Goal
List each line holding the string "условиях".

----- Records to use

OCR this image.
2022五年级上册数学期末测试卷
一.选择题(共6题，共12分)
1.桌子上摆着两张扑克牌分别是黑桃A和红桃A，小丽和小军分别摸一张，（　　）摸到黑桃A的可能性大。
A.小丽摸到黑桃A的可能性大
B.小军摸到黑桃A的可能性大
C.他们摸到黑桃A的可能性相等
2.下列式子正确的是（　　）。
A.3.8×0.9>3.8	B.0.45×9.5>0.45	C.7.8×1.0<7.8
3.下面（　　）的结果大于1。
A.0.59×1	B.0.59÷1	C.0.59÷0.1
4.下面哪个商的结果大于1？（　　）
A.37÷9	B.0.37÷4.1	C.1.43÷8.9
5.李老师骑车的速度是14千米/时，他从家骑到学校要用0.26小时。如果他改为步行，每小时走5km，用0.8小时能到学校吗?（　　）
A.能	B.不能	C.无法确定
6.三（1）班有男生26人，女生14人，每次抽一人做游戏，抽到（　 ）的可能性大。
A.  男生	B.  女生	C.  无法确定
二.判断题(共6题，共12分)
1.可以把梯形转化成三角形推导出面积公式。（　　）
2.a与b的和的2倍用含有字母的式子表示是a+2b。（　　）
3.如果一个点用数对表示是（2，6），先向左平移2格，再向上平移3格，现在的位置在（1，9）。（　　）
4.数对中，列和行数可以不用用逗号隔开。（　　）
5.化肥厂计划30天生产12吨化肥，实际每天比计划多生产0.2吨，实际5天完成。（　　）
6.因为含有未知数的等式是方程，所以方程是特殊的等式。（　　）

----------
----- Records to use

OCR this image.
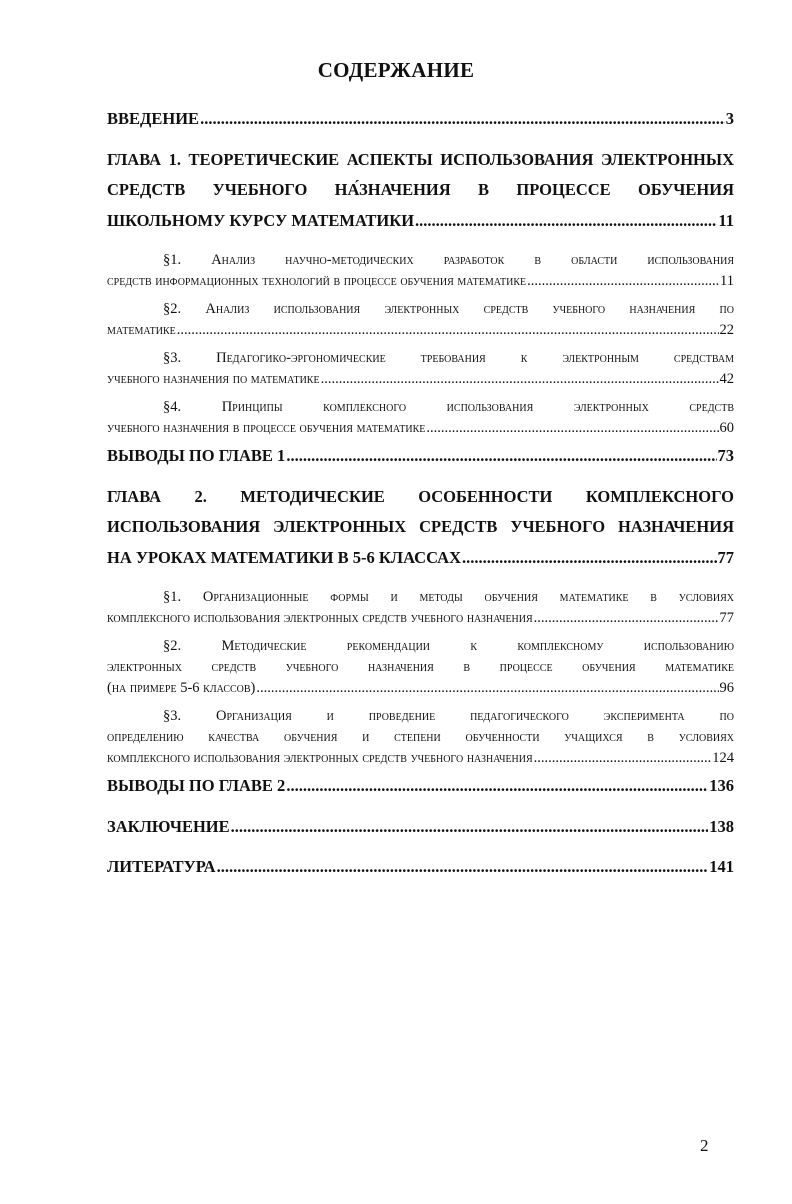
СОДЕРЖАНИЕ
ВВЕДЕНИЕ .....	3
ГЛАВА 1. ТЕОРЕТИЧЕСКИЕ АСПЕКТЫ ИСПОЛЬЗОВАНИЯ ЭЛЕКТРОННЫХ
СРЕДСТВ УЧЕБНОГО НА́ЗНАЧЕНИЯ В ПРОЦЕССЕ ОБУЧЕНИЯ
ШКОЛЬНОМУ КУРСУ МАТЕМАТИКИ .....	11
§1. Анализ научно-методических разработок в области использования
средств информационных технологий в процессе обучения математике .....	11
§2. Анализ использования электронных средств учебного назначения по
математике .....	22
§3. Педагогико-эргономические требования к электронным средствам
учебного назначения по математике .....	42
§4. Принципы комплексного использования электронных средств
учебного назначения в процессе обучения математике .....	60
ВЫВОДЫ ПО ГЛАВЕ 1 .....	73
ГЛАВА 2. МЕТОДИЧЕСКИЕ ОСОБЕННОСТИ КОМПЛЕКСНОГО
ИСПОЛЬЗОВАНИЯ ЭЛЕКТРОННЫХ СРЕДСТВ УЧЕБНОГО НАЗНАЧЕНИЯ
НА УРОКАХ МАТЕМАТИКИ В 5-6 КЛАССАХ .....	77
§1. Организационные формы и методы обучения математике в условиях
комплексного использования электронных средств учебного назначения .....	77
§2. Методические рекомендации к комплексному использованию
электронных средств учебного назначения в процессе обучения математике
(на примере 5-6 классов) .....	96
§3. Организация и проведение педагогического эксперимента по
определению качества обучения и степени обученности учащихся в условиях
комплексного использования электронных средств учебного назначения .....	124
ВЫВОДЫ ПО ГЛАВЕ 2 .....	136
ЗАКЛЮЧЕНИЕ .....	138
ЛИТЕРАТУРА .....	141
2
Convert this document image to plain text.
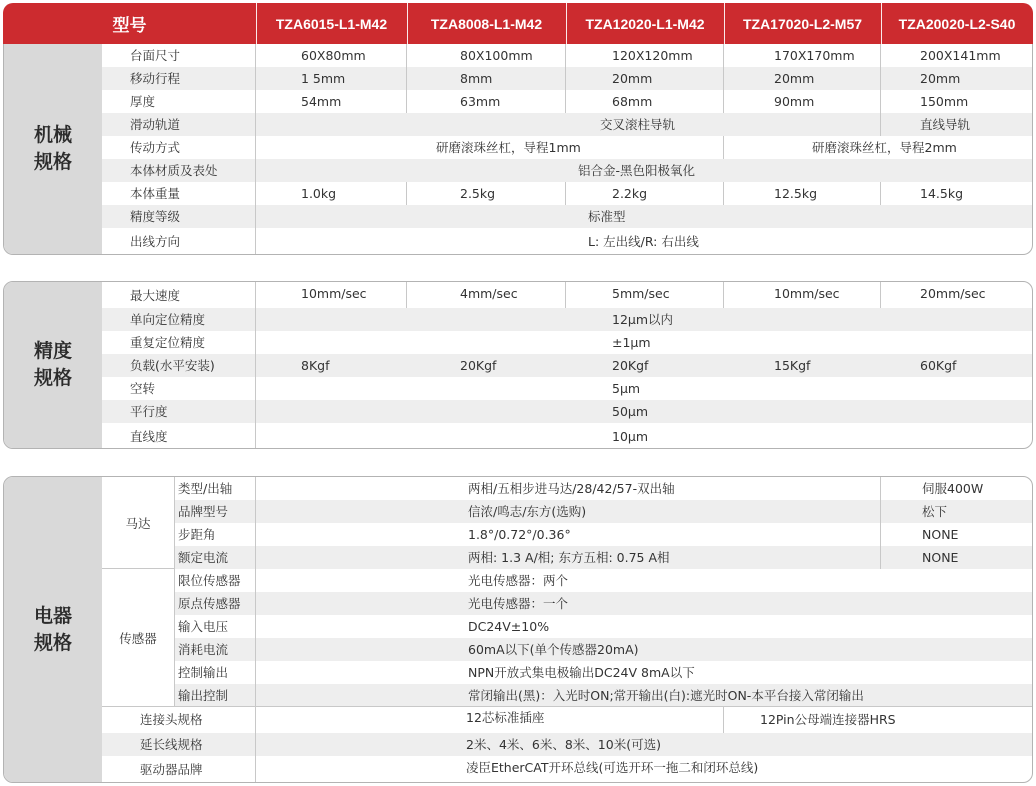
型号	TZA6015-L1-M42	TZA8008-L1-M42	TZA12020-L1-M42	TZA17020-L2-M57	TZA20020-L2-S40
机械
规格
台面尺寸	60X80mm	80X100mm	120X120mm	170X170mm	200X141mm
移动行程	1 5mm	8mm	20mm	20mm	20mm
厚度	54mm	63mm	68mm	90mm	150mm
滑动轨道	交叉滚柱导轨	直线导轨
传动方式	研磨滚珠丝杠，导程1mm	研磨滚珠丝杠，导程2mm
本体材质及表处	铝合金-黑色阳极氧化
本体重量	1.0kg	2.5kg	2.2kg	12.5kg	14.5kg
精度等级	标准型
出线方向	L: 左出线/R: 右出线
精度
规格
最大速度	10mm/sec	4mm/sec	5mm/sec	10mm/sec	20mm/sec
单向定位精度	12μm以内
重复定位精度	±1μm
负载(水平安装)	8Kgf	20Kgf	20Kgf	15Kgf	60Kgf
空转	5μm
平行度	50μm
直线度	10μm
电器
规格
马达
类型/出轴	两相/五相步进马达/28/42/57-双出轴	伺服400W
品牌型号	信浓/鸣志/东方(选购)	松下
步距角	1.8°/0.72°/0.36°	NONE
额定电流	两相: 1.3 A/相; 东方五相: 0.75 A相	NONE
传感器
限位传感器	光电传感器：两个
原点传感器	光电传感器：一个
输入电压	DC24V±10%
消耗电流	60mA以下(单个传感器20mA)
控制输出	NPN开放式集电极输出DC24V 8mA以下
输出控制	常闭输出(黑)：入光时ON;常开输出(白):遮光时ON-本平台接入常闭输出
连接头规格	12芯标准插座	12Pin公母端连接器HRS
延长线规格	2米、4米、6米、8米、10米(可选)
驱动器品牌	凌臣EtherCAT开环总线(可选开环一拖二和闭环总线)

----------

Expected answer
§1. Организационные формы и методы обучения математике в условиях
определению качества обучения и степени обученности учащихся в условиях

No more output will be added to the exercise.